▶ _Supplied material_
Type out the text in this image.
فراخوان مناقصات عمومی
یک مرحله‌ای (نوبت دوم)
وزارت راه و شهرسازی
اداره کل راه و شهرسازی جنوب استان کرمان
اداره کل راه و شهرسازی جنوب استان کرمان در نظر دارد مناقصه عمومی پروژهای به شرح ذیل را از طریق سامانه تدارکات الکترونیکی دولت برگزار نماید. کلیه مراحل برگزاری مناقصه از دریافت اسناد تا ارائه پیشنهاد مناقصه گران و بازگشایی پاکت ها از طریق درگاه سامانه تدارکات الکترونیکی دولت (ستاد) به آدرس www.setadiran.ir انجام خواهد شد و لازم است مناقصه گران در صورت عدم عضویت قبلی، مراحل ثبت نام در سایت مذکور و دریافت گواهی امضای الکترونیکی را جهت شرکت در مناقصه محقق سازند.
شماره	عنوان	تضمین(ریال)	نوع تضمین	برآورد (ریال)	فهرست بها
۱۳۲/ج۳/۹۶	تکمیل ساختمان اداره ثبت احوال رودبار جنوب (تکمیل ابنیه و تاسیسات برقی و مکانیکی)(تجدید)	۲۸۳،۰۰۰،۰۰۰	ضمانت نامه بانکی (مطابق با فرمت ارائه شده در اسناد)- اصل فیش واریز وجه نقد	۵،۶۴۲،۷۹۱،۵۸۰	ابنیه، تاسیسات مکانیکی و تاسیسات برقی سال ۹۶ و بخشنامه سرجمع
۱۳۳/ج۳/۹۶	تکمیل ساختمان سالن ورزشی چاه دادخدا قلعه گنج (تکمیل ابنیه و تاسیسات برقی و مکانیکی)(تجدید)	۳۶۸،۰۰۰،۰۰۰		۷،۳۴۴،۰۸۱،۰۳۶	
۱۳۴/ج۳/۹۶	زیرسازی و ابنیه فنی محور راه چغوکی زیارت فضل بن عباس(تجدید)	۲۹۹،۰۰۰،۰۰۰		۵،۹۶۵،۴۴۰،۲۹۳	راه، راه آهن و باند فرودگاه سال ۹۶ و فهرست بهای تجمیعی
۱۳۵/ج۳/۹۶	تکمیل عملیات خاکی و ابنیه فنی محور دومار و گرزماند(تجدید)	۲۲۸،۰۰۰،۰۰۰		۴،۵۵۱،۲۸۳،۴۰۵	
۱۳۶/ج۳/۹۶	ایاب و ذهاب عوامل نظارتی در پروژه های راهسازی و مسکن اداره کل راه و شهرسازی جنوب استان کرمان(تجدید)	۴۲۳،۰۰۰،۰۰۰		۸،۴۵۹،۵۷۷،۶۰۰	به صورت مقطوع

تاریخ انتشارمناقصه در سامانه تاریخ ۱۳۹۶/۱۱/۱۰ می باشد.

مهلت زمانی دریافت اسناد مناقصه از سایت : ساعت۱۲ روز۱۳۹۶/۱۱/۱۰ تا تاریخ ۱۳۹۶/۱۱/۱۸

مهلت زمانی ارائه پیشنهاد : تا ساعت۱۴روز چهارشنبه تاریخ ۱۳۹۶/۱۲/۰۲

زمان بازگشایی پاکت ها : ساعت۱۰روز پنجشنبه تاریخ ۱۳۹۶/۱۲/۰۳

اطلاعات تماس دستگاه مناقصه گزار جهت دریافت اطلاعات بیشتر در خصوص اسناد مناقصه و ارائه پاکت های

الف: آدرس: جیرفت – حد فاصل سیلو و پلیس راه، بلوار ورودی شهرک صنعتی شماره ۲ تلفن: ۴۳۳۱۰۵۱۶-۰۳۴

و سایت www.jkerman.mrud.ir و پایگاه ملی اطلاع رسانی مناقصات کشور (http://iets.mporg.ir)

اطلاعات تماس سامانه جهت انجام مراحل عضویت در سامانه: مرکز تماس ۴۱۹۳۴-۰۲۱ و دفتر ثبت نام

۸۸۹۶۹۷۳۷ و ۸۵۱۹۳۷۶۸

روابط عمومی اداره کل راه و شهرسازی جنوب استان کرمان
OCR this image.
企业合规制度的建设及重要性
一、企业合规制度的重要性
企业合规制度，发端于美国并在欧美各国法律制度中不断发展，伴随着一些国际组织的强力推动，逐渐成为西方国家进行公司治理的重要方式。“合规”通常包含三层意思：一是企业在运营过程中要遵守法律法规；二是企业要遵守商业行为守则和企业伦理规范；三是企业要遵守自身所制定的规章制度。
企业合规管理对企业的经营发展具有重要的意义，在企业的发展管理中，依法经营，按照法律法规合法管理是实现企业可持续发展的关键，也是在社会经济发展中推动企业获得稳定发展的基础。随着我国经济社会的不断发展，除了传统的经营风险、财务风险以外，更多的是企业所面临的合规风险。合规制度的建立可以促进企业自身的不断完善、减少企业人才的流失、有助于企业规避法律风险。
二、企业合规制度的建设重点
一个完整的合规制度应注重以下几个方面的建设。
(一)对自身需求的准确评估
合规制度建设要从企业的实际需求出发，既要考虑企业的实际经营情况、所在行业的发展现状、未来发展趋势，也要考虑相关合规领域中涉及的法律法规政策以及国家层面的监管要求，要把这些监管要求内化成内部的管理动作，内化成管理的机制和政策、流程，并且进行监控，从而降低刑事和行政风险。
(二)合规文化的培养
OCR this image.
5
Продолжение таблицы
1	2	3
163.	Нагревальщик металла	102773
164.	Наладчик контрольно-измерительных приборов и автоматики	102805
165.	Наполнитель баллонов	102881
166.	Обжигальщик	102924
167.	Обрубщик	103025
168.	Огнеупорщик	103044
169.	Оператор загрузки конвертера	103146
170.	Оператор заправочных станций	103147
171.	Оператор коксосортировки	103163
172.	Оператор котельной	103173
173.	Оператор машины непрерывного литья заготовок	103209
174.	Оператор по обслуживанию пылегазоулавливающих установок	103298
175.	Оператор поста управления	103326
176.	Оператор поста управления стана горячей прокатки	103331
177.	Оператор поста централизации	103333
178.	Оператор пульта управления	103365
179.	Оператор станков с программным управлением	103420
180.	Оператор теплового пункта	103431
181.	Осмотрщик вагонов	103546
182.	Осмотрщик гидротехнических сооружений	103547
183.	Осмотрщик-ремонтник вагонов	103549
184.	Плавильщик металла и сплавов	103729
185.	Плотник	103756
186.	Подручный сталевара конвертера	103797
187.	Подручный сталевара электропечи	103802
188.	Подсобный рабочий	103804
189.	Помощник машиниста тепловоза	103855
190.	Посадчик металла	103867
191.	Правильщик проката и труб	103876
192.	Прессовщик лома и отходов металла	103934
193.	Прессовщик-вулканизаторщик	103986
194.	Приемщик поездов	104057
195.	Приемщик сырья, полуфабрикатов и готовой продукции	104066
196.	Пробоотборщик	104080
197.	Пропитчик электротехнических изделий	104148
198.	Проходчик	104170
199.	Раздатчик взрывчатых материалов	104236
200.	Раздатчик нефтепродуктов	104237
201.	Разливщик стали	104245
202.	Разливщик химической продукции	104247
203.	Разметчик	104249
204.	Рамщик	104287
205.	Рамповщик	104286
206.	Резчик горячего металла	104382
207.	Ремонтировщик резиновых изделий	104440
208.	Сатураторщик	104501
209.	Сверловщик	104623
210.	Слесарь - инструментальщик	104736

▶ _Problem details_
Give back all the records exactly as they stand.

▶ _Complete response_
Type out the text in this image.
فراخوان مناقصات عمومی
یک مرحله‌ای (نوبت دوم)
وزارت راه و شهرسازی
اداره کل راه و شهرسازی جنوب استان کرمان
اداره کل راه و شهرسازی جنوب استان کرمان در نظر دارد مناقصه عمومی پروژهای به شرح ذیل را از طریق سامانه تدارکات الکترونیکی دولت برگزار نماید. کلیه مراحل برگزاری مناقصه از دریافت اسناد تا ارائه پیشنهاد مناقصه گران و بازگشایی پاکت ها از طریق درگاه سامانه تدارکات الکترونیکی دولت (ستاد) به آدرس www.setadiran.ir انجام خواهد شد و لازم است مناقصه گران در صورت عدم عضویت قبلی، مراحل ثبت نام در سایت مذکور و دریافت گواهی امضای الکترونیکی را جهت شرکت در مناقصه محقق سازند.
شماره	عنوان	تضمین(ریال)	نوع تضمین	برآورد (ریال)	فهرست بها
۱۳۲/ج۳/۹۶	تکمیل ساختمان اداره ثبت احوال رودبار جنوب (تکمیل ابنیه و تاسیسات برقی و مکانیکی)(تجدید)	۲۸۳،۰۰۰،۰۰۰	ضمانت نامه بانکی (مطابق با فرمت ارائه شده در اسناد)- اصل فیش واریز وجه نقد	۵،۶۴۲،۷۹۱،۵۸۰	ابنیه، تاسیسات مکانیکی و تاسیسات برقی سال ۹۶ و بخشنامه سرجمع
۱۳۳/ج۳/۹۶	تکمیل ساختمان سالن ورزشی چاه دادخدا قلعه گنج (تکمیل ابنیه و تاسیسات برقی و مکانیکی)(تجدید)	۳۶۸،۰۰۰،۰۰۰		۷،۳۴۴،۰۸۱،۰۳۶	
۱۳۴/ج۳/۹۶	زیرسازی و ابنیه فنی محور راه چغوکی زیارت فضل بن عباس(تجدید)	۲۹۹،۰۰۰،۰۰۰		۵،۹۶۵،۴۴۰،۲۹۳	راه، راه آهن و باند فرودگاه سال ۹۶ و فهرست بهای تجمیعی
۱۳۵/ج۳/۹۶	تکمیل عملیات خاکی و ابنیه فنی محور دومار و گرزماند(تجدید)	۲۲۸،۰۰۰،۰۰۰		۴،۵۵۱،۲۸۳،۴۰۵	
۱۳۶/ج۳/۹۶	ایاب و ذهاب عوامل نظارتی در پروژه های راهسازی و مسکن اداره کل راه و شهرسازی جنوب استان کرمان(تجدید)	۴۲۳،۰۰۰،۰۰۰		۸،۴۵۹،۵۷۷،۶۰۰	به صورت مقطوع

تاریخ انتشارمناقصه در سامانه تاریخ ۱۳۹۶/۱۱/۱۰ می باشد.

مهلت زمانی دریافت اسناد مناقصه از سایت : ساعت۱۲ روز۱۳۹۶/۱۱/۱۰ تا تاریخ ۱۳۹۶/۱۱/۱۸

مهلت زمانی ارائه پیشنهاد : تا ساعت۱۴روز چهارشنبه تاریخ ۱۳۹۶/۱۲/۰۲

زمان بازگشایی پاکت ها : ساعت۱۰روز پنجشنبه تاریخ ۱۳۹۶/۱۲/۰۳

اطلاعات تماس دستگاه مناقصه گزار جهت دریافت اطلاعات بیشتر در خصوص اسناد مناقصه و ارائه پاکت های

الف: آدرس: جیرفت – حد فاصل سیلو و پلیس راه، بلوار ورودی شهرک صنعتی شماره ۲ تلفن: ۴۳۳۱۰۵۱۶-۰۳۴

و سایت www.jkerman.mrud.ir و پایگاه ملی اطلاع رسانی مناقصات کشور (http://iets.mporg.ir)

اطلاعات تماس سامانه جهت انجام مراحل عضویت در سامانه: مرکز تماس ۴۱۹۳۴-۰۲۱ و دفتر ثبت نام

۸۸۹۶۹۷۳۷ و ۸۵۱۹۳۷۶۸

روابط عمومی اداره کل راه و شهرسازی جنوب استان کرمان
OCR this image.
企业合规制度的建设及重要性
一、企业合规制度的重要性
企业合规制度，发端于美国并在欧美各国法律制度中不断发展，伴随着一些国际组织的强力推动，逐渐成为西方国家进行公司治理的重要方式。“合规”通常包含三层意思：一是企业在运营过程中要遵守法律法规；二是企业要遵守商业行为守则和企业伦理规范；三是企业要遵守自身所制定的规章制度。
企业合规管理对企业的经营发展具有重要的意义，在企业的发展管理中，依法经营，按照法律法规合法管理是实现企业可持续发展的关键，也是在社会经济发展中推动企业获得稳定发展的基础。随着我国经济社会的不断发展，除了传统的经营风险、财务风险以外，更多的是企业所面临的合规风险。合规制度的建立可以促进企业自身的不断完善、减少企业人才的流失、有助于企业规避法律风险。
二、企业合规制度的建设重点
一个完整的合规制度应注重以下几个方面的建设。
(一)对自身需求的准确评估
合规制度建设要从企业的实际需求出发，既要考虑企业的实际经营情况、所在行业的发展现状、未来发展趋势，也要考虑相关合规领域中涉及的法律法规政策以及国家层面的监管要求，要把这些监管要求内化成内部的管理动作，内化成管理的机制和政策、流程，并且进行监控，从而降低刑事和行政风险。
(二)合规文化的培养
OCR this image.
5
Продолжение таблицы
1	2	3
163.	Нагревальщик металла	102773
164.	Наладчик контрольно-измерительных приборов и автоматики	102805
165.	Наполнитель баллонов	102881
166.	Обжигальщик	102924
167.	Обрубщик	103025
168.	Огнеупорщик	103044
169.	Оператор загрузки конвертера	103146
170.	Оператор заправочных станций	103147
171.	Оператор коксосортировки	103163
172.	Оператор котельной	103173
173.	Оператор машины непрерывного литья заготовок	103209
174.	Оператор по обслуживанию пылегазоулавливающих установок	103298
175.	Оператор поста управления	103326
176.	Оператор поста управления стана горячей прокатки	103331
177.	Оператор поста централизации	103333
178.	Оператор пульта управления	103365
179.	Оператор станков с программным управлением	103420
180.	Оператор теплового пункта	103431
181.	Осмотрщик вагонов	103546
182.	Осмотрщик гидротехнических сооружений	103547
183.	Осмотрщик-ремонтник вагонов	103549
184.	Плавильщик металла и сплавов	103729
185.	Плотник	103756
186.	Подручный сталевара конвертера	103797
187.	Подручный сталевара электропечи	103802
188.	Подсобный рабочий	103804
189.	Помощник машиниста тепловоза	103855
190.	Посадчик металла	103867
191.	Правильщик проката и труб	103876
192.	Прессовщик лома и отходов металла	103934
193.	Прессовщик-вулканизаторщик	103986
194.	Приемщик поездов	104057
195.	Приемщик сырья, полуфабрикатов и готовой продукции	104066
196.	Пробоотборщик	104080
197.	Пропитчик электротехнических изделий	104148
198.	Проходчик	104170
199.	Раздатчик взрывчатых материалов	104236
200.	Раздатчик нефтепродуктов	104237
201.	Разливщик стали	104245
202.	Разливщик химической продукции	104247
203.	Разметчик	104249
204.	Рамщик	104287
205.	Рамповщик	104286
206.	Резчик горячего металла	104382
207.	Ремонтировщик резиновых изделий	104440
208.	Сатураторщик	104501
209.	Сверловщик	104623
210.	Слесарь - инструментальщик	104736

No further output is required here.